How many lines in these records hold the string "structured"? Reply with the number alone.

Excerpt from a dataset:
╔══
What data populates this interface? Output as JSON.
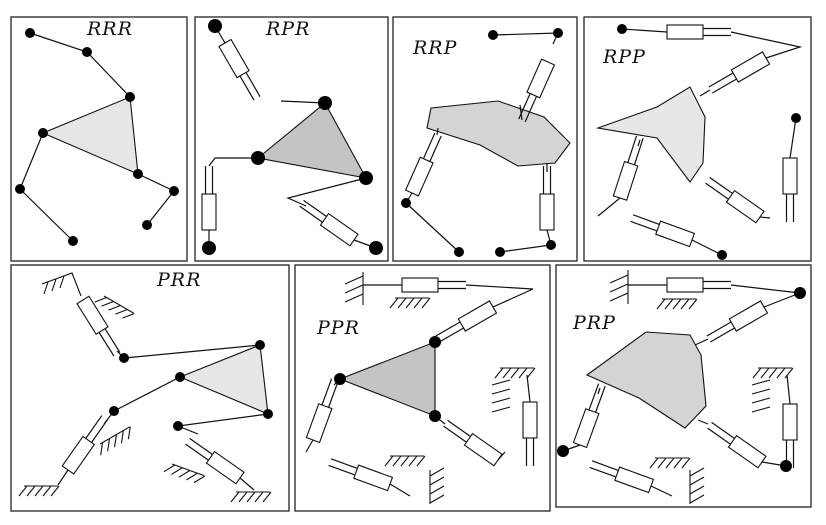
{
  "figure": {
    "panels": [
      {
        "id": "rrr",
        "label": "RRR"
      },
      {
        "id": "rpr",
        "label": "RPR"
      },
      {
        "id": "rrp",
        "label": "RRP"
      },
      {
        "id": "rpp",
        "label": "RPP"
      },
      {
        "id": "prr",
        "label": "PRR"
      },
      {
        "id": "ppr",
        "label": "PPR"
      },
      {
        "id": "prp",
        "label": "PRP"
      }
    ]
  }
}
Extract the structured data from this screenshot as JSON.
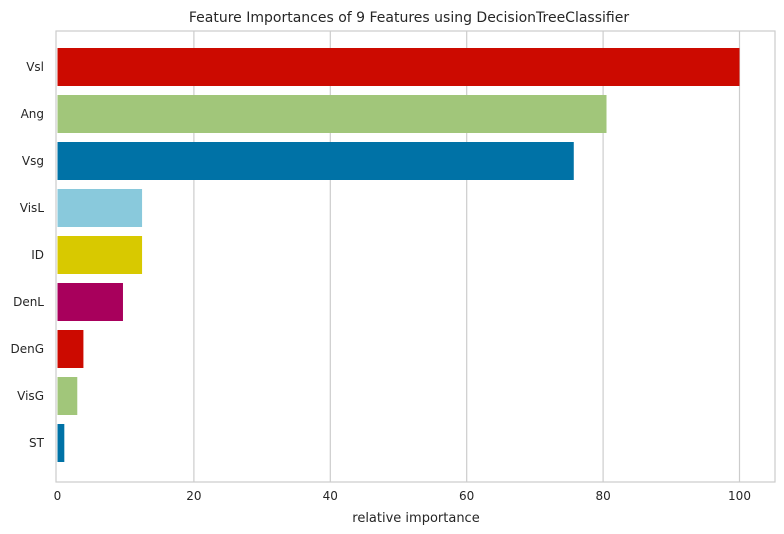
{
  "chart_data": {
    "type": "bar",
    "orientation": "horizontal",
    "title": "Feature Importances of 9 Features using DecisionTreeClassifier",
    "xlabel": "relative importance",
    "ylabel": "",
    "xlim": [
      0,
      105
    ],
    "xticks": [
      0,
      20,
      40,
      60,
      80,
      100
    ],
    "grid": "vertical",
    "categories": [
      "Vsl",
      "Ang",
      "Vsg",
      "VisL",
      "ID",
      "DenL",
      "DenG",
      "VisG",
      "ST"
    ],
    "values": [
      100,
      80.5,
      75.7,
      12.4,
      12.4,
      9.6,
      3.8,
      2.9,
      1.0
    ],
    "colors": [
      "#cc0a00",
      "#a1c67a",
      "#0072a6",
      "#89c9dc",
      "#d8c900",
      "#a8005c",
      "#cc0a00",
      "#a1c67a",
      "#0072a6"
    ]
  }
}
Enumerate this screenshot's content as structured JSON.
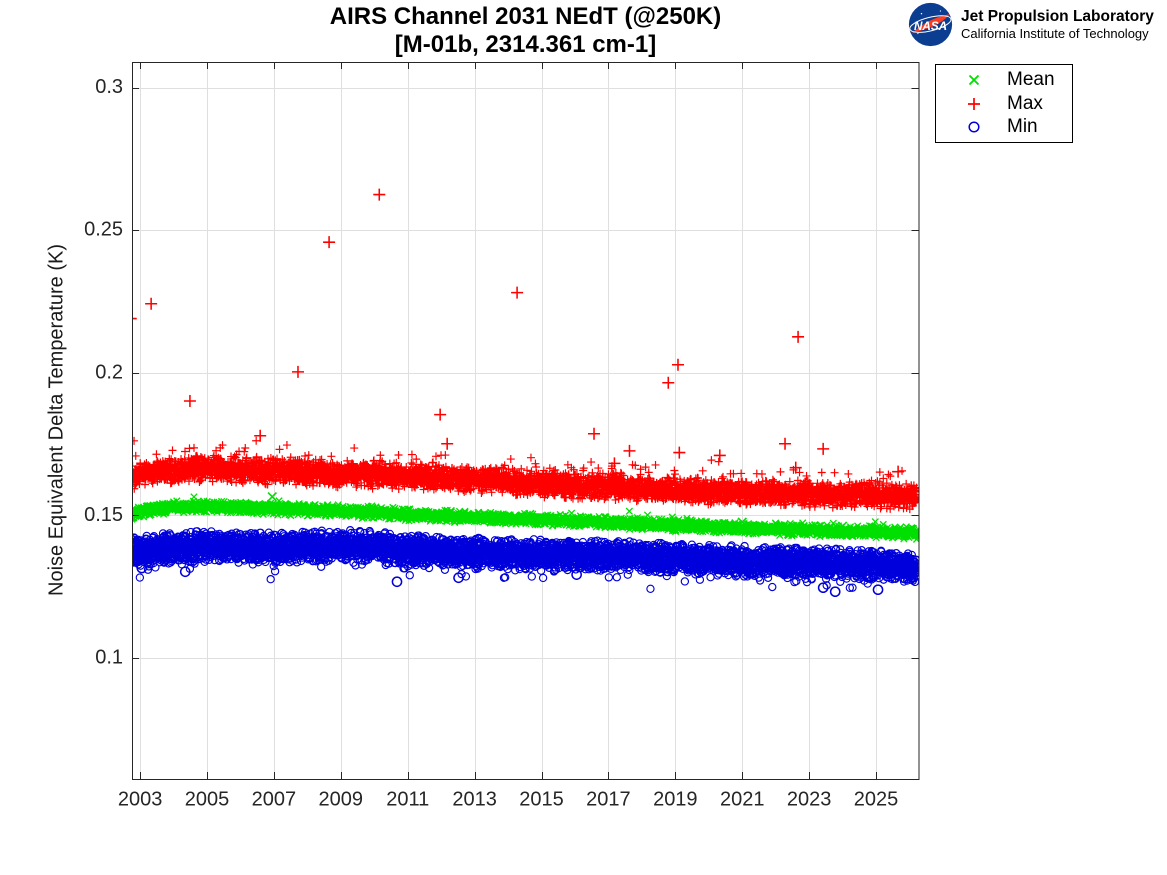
╚══
RESULT OF THE TASK:
2